**Provided records**
· · · · ·

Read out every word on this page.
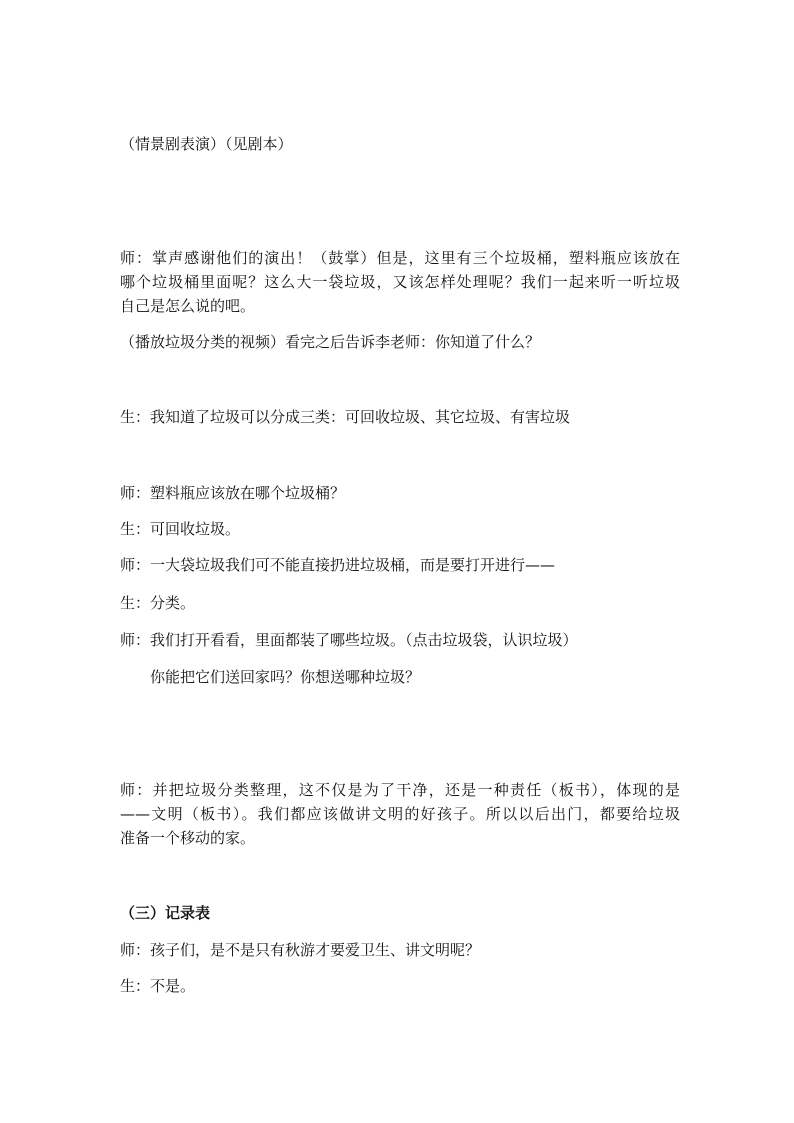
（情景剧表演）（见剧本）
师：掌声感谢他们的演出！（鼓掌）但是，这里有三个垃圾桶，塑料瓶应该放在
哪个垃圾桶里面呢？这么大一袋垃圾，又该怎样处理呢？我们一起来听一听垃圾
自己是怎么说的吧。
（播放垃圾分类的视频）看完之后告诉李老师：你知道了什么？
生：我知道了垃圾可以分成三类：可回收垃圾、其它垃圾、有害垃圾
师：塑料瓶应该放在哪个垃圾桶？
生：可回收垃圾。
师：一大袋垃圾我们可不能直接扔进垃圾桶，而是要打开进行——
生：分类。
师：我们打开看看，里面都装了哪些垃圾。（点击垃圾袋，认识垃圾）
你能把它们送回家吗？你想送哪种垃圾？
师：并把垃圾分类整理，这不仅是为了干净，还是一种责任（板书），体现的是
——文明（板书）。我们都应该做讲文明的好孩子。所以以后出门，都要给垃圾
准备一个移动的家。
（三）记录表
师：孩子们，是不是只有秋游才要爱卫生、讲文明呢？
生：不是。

· · · · ·

**Given instruction**
Give back every line exactly as it stands, pictures excluded.

**Correct response**
Read out every word on this page.
（情景剧表演）（见剧本）
师：掌声感谢他们的演出！（鼓掌）但是，这里有三个垃圾桶，塑料瓶应该放在
哪个垃圾桶里面呢？这么大一袋垃圾，又该怎样处理呢？我们一起来听一听垃圾
自己是怎么说的吧。
（播放垃圾分类的视频）看完之后告诉李老师：你知道了什么？
生：我知道了垃圾可以分成三类：可回收垃圾、其它垃圾、有害垃圾
师：塑料瓶应该放在哪个垃圾桶？
生：可回收垃圾。
师：一大袋垃圾我们可不能直接扔进垃圾桶，而是要打开进行——
生：分类。
师：我们打开看看，里面都装了哪些垃圾。（点击垃圾袋，认识垃圾）
你能把它们送回家吗？你想送哪种垃圾？
师：并把垃圾分类整理，这不仅是为了干净，还是一种责任（板书），体现的是
——文明（板书）。我们都应该做讲文明的好孩子。所以以后出门，都要给垃圾
准备一个移动的家。
（三）记录表
师：孩子们，是不是只有秋游才要爱卫生、讲文明呢？
生：不是。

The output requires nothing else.